> _Work to be completed_
List each line of the data that holds the string "late", please.
--- --- ---
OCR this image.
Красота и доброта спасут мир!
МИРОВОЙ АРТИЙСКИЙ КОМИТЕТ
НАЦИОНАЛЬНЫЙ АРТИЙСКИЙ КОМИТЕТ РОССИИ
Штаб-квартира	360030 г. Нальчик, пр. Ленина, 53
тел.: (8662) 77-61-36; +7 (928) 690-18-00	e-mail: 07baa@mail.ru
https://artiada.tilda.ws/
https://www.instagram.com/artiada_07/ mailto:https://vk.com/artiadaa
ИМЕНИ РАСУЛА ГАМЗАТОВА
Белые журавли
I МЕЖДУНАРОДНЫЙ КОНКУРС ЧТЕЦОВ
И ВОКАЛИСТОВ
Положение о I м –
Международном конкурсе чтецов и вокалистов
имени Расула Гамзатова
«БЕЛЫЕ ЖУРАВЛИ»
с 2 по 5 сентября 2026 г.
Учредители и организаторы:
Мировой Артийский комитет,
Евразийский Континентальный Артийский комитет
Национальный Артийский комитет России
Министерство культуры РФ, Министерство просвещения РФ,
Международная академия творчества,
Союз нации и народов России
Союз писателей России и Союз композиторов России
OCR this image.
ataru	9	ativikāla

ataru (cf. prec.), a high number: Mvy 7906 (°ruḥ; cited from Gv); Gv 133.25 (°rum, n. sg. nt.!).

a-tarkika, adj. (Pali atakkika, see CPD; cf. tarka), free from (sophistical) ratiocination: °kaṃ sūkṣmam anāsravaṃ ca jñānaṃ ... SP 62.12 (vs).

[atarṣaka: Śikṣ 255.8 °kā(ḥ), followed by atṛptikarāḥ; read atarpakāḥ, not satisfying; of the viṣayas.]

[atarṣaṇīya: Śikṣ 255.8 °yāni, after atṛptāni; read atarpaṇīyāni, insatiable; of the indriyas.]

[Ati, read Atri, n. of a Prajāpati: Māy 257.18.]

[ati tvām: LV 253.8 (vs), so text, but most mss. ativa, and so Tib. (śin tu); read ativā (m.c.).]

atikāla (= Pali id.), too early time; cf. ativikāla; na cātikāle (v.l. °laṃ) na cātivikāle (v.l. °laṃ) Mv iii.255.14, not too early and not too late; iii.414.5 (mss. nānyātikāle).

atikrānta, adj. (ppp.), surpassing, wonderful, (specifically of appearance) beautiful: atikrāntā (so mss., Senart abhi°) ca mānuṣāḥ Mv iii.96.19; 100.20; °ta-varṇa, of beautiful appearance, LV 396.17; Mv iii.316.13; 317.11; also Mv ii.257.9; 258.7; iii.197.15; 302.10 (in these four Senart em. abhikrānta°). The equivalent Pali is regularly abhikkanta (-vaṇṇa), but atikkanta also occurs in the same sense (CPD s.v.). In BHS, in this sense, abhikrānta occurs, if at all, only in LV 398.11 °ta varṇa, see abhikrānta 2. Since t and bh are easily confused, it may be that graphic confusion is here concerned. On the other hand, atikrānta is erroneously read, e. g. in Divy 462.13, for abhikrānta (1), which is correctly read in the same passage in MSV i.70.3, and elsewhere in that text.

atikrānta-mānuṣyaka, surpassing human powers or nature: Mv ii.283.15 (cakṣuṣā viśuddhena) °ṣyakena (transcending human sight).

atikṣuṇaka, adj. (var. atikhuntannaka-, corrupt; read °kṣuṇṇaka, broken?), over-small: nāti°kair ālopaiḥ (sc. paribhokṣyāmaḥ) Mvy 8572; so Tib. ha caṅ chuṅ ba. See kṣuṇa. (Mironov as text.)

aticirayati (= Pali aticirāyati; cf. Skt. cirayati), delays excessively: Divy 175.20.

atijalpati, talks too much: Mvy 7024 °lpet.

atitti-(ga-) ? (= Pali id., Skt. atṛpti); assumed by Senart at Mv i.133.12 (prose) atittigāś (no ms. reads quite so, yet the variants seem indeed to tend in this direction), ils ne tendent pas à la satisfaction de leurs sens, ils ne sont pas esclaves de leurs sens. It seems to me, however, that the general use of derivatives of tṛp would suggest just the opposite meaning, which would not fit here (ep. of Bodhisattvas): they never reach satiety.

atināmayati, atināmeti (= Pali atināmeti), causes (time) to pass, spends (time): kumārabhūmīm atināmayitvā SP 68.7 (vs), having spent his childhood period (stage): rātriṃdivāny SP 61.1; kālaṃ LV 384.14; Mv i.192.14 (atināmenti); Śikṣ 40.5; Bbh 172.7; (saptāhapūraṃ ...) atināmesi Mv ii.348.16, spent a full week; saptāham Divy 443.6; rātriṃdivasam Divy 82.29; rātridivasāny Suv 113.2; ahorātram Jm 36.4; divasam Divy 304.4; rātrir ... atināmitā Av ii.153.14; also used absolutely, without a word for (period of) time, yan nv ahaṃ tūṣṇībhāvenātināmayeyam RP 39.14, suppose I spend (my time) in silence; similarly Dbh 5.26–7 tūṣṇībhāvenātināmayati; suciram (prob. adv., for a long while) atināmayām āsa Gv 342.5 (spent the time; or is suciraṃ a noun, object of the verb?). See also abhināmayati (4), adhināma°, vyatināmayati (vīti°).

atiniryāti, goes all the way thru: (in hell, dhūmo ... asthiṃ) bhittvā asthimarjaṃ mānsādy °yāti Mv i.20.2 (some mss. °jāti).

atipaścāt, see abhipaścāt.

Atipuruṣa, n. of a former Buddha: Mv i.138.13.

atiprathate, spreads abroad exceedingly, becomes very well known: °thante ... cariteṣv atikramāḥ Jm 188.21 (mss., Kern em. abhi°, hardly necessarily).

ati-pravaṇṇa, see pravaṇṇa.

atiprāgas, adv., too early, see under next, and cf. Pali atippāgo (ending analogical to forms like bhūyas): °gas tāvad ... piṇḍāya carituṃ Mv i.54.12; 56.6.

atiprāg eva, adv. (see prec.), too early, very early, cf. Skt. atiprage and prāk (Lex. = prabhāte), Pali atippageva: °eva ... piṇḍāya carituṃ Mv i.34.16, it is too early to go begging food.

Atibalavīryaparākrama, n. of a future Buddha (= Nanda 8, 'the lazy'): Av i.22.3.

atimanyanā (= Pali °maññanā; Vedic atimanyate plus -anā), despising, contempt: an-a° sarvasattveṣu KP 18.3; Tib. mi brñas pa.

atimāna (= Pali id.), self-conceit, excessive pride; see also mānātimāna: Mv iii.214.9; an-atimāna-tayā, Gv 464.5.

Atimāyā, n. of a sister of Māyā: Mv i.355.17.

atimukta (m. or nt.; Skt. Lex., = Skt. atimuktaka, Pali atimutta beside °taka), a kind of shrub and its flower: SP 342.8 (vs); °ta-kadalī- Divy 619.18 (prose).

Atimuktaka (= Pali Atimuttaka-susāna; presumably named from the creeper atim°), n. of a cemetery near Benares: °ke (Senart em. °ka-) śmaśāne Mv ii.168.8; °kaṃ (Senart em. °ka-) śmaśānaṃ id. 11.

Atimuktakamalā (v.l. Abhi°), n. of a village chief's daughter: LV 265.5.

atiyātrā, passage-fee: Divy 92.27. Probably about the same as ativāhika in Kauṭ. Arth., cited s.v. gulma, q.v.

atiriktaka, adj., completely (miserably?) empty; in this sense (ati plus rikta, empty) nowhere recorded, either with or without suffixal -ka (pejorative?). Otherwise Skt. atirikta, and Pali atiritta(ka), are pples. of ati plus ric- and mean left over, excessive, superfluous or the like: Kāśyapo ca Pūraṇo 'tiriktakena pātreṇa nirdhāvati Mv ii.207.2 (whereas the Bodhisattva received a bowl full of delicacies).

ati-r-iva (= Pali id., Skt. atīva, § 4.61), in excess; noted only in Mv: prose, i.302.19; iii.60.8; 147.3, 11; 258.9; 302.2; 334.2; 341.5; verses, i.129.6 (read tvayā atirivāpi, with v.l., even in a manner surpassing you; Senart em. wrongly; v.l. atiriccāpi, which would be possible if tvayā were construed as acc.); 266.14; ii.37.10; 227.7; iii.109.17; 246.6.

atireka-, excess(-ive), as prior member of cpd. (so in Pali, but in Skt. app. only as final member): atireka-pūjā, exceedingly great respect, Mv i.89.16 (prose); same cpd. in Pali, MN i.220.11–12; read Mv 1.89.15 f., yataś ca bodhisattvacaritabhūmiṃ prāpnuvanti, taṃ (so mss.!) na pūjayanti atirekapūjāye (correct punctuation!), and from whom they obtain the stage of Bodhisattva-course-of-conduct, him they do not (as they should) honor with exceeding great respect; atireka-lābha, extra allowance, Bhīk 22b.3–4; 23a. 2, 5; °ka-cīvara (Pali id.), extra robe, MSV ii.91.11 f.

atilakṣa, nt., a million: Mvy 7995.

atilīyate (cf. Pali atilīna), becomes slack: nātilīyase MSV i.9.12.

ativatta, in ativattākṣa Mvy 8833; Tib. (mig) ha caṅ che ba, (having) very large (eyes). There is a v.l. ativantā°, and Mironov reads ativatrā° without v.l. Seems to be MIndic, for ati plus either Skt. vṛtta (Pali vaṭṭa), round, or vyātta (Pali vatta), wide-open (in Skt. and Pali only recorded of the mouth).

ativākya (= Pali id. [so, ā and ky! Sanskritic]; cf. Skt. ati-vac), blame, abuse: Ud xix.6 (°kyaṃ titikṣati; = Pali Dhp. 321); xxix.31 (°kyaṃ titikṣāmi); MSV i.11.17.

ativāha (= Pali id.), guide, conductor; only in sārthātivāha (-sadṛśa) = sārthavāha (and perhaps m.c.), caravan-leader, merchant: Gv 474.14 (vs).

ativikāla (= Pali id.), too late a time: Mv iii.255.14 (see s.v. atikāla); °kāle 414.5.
--- --- ---
> _Task solution_
atikāla (= Pali id.), too early time; cf. ativikāla; na cātikāle (v.l. °laṃ) na cātivikāle (v.l. °laṃ) Mv iii.255.14, not too early and not too late; iii.414.5 (mss. nānyātikāle).
ativikāla (= Pali id.), too late a time: Mv iii.255.14 (see s.v. atikāla); °kāle 414.5.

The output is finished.